**INSTRUCTIONS TO FOLLOW**
Every line below that contains "detí" is to be copied.

**MATERIAL PROVIDED**
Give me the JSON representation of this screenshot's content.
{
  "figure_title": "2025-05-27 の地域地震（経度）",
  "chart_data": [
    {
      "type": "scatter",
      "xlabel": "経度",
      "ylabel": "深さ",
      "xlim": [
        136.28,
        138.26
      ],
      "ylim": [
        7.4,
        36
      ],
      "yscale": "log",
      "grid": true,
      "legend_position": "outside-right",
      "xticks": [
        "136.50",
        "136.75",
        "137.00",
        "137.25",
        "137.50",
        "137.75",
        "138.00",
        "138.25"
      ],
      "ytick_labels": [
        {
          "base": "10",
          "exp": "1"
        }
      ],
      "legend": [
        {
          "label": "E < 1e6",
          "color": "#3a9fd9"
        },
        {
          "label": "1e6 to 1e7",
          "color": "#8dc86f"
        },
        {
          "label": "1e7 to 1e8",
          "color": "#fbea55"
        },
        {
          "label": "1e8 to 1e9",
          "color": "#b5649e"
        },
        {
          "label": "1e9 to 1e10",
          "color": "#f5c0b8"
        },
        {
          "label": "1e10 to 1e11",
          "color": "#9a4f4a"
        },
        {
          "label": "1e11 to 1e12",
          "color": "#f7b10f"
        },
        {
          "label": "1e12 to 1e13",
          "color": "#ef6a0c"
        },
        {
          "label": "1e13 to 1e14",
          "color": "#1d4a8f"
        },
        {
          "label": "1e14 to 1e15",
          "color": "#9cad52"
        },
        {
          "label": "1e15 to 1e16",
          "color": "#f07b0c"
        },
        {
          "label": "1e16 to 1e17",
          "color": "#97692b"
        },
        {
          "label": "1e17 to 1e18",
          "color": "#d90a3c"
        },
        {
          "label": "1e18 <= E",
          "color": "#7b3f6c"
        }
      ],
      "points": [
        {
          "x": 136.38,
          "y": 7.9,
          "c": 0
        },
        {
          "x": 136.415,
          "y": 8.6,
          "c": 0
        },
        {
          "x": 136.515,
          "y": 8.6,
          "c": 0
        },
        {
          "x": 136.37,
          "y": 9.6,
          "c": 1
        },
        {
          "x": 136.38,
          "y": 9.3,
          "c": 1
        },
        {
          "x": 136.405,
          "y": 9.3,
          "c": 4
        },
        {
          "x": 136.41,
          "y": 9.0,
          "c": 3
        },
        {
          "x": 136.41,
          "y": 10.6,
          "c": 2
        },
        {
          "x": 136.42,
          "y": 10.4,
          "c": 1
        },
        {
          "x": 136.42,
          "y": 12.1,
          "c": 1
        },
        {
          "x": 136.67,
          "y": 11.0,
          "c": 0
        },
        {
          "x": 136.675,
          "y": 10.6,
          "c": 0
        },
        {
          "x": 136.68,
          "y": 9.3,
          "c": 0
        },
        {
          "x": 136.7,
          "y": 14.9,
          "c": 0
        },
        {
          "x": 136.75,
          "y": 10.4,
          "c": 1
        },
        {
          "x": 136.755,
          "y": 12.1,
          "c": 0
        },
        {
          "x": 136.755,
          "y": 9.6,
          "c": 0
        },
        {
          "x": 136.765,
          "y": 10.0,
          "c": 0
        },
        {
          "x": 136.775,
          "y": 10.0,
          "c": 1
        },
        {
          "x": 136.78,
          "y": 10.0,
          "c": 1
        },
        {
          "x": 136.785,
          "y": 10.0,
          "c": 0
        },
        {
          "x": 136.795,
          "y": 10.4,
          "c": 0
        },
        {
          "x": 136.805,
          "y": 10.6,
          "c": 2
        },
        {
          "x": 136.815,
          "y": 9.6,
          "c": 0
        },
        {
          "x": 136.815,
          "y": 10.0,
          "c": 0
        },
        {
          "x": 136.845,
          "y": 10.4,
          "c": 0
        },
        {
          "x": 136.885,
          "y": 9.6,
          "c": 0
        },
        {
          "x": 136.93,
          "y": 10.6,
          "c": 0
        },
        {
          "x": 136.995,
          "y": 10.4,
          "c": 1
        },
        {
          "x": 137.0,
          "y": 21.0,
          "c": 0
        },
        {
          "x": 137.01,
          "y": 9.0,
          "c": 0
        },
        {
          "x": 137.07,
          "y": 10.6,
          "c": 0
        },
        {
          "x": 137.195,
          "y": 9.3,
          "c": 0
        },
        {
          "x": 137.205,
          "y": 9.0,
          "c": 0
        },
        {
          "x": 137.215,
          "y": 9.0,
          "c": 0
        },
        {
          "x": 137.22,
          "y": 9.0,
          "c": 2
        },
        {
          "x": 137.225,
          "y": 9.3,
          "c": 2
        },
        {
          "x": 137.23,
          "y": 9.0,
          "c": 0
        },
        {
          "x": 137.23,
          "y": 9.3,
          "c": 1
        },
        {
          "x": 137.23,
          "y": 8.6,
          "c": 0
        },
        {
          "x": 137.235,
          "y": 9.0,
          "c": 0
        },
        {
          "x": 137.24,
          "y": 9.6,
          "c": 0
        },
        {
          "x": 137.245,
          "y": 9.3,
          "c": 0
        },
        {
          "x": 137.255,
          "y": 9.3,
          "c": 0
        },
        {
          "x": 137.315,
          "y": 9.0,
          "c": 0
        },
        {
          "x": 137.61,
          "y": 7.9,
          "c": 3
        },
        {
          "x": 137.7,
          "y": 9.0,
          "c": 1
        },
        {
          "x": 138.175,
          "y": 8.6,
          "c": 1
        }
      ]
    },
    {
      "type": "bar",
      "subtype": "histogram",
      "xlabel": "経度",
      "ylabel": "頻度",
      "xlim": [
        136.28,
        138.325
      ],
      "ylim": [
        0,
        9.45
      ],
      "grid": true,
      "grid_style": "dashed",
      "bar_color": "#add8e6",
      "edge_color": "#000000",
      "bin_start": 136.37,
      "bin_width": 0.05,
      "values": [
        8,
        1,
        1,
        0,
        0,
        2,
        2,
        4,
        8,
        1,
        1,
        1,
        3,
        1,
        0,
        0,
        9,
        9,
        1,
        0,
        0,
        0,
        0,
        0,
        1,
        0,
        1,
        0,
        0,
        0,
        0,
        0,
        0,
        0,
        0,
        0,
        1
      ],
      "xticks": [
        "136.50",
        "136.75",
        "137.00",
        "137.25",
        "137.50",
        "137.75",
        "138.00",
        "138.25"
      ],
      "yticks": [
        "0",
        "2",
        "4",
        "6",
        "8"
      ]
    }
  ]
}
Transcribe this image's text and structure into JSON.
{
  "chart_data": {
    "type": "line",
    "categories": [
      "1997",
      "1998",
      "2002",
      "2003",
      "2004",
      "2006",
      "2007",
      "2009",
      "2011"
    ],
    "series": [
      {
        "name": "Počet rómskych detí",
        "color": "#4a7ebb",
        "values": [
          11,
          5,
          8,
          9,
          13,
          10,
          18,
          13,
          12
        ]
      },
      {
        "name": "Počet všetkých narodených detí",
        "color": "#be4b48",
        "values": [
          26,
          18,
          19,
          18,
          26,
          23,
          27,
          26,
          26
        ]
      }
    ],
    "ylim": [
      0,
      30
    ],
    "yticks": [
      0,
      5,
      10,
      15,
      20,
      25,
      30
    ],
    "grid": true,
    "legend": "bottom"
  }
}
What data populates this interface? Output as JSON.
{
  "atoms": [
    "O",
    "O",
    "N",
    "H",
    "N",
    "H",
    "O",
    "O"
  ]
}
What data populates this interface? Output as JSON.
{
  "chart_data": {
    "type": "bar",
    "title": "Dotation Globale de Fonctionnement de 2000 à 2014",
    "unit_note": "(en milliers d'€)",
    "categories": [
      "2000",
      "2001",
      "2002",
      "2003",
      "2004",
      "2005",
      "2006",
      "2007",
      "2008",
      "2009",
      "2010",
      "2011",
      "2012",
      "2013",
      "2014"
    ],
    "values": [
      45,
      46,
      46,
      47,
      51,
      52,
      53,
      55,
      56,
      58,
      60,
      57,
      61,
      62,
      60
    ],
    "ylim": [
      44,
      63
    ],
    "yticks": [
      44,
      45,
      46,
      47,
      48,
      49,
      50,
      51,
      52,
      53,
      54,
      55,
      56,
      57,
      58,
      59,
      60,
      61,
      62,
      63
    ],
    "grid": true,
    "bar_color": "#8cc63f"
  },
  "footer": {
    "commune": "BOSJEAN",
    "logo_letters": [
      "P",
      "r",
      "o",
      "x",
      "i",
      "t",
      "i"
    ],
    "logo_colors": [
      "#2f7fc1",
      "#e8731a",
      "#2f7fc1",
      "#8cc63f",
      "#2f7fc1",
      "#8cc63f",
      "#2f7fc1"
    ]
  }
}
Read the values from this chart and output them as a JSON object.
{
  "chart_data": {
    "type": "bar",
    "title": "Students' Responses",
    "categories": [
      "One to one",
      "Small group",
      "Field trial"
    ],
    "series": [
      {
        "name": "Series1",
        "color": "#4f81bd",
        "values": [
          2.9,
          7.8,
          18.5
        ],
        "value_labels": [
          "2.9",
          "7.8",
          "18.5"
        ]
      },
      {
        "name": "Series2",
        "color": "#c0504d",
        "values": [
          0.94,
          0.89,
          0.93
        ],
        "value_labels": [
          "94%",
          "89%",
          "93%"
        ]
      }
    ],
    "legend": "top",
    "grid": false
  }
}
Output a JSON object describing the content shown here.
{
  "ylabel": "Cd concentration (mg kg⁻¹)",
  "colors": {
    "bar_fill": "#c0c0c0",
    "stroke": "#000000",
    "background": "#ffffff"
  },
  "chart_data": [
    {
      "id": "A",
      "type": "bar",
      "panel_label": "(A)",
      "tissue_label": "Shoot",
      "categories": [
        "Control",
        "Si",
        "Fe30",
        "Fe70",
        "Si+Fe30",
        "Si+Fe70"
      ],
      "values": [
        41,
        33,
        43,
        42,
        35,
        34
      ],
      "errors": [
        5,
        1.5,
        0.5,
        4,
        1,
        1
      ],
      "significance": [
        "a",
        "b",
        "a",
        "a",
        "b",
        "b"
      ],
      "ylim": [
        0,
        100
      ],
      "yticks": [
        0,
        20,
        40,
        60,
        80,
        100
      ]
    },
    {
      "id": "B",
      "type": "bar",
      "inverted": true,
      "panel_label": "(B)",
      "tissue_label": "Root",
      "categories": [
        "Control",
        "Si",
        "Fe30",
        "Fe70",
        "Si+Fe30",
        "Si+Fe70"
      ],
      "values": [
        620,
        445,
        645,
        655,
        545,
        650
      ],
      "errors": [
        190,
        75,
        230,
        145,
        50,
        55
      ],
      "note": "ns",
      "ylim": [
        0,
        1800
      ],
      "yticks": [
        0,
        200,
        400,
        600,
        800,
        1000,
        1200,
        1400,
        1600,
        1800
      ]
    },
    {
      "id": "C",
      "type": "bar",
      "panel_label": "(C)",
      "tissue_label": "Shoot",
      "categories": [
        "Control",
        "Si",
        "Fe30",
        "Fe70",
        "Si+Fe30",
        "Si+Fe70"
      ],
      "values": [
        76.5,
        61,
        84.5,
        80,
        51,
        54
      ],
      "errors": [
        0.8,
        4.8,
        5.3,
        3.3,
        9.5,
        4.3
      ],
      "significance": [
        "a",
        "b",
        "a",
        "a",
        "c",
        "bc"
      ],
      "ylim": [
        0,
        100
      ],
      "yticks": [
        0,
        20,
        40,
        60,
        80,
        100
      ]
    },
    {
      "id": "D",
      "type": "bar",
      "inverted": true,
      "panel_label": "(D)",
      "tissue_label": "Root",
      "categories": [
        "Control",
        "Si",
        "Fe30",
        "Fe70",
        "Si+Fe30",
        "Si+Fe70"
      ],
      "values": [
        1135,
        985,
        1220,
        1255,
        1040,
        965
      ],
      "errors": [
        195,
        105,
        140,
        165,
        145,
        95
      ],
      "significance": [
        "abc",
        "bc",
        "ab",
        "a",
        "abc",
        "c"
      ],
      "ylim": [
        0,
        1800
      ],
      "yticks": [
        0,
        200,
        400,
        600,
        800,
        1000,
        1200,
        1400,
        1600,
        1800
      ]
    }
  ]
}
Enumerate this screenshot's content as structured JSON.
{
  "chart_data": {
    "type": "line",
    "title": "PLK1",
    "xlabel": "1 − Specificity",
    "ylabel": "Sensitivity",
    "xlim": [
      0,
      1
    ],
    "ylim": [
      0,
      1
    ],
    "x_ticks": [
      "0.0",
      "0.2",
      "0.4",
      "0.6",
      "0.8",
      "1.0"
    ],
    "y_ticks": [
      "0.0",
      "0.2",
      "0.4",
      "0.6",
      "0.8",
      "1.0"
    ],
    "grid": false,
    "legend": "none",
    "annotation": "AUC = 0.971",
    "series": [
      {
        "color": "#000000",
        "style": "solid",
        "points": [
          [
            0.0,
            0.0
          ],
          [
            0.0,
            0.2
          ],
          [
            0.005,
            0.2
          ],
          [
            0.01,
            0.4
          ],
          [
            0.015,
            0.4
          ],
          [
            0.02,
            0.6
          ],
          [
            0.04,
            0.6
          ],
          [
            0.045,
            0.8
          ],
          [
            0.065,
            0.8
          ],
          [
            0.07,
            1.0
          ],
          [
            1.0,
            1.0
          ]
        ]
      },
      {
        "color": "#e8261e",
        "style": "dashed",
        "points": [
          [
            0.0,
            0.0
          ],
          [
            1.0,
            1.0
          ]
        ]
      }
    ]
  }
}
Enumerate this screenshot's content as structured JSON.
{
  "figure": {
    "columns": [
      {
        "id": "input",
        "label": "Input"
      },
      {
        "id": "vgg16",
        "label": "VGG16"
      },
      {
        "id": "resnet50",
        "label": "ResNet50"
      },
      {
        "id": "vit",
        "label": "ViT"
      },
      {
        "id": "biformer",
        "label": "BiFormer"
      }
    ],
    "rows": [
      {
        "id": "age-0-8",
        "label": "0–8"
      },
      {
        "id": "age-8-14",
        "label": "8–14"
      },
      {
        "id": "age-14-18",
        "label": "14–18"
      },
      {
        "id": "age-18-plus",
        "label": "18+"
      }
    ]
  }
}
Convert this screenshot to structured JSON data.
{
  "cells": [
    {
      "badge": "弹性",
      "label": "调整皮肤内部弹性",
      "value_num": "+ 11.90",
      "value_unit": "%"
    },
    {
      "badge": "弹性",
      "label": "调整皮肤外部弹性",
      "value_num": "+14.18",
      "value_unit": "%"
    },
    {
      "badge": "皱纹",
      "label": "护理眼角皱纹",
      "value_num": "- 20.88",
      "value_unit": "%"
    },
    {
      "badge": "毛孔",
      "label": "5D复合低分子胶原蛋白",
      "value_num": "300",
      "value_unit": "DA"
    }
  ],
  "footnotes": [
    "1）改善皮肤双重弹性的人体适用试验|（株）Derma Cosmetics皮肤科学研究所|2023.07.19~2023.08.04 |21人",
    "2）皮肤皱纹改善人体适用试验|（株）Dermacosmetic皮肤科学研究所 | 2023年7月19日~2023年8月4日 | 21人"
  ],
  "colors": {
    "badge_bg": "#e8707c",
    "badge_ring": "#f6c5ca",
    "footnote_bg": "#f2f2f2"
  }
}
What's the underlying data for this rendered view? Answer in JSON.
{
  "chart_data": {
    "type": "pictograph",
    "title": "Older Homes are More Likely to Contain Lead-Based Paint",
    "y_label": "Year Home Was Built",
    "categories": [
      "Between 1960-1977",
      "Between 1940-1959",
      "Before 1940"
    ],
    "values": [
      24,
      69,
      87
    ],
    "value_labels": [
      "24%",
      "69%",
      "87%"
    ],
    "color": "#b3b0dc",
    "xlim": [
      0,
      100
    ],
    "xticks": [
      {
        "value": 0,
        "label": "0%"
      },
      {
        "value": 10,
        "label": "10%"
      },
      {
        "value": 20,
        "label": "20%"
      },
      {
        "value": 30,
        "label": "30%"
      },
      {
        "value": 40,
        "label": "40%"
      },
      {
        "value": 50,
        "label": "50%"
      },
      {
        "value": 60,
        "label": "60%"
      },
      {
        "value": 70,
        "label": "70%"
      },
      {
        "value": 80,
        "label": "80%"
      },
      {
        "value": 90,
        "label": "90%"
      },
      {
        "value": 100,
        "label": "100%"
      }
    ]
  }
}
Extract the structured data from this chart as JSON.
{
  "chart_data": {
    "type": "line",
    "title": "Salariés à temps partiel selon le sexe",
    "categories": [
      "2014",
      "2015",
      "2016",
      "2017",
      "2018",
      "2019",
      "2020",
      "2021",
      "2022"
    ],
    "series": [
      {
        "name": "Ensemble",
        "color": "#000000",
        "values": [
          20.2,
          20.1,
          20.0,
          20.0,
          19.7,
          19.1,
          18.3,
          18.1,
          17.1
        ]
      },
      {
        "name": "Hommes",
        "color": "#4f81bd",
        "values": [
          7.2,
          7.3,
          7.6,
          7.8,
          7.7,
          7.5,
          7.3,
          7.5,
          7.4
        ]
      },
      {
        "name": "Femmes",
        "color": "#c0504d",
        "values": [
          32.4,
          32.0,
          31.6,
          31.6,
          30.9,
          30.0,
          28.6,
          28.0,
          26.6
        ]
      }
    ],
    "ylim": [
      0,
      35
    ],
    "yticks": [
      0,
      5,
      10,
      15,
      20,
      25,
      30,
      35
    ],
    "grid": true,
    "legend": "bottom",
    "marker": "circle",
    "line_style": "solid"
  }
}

**RESPONSE**
        "name": "Počet rómskych detí",
        "name": "Počet všetkých narodených detí",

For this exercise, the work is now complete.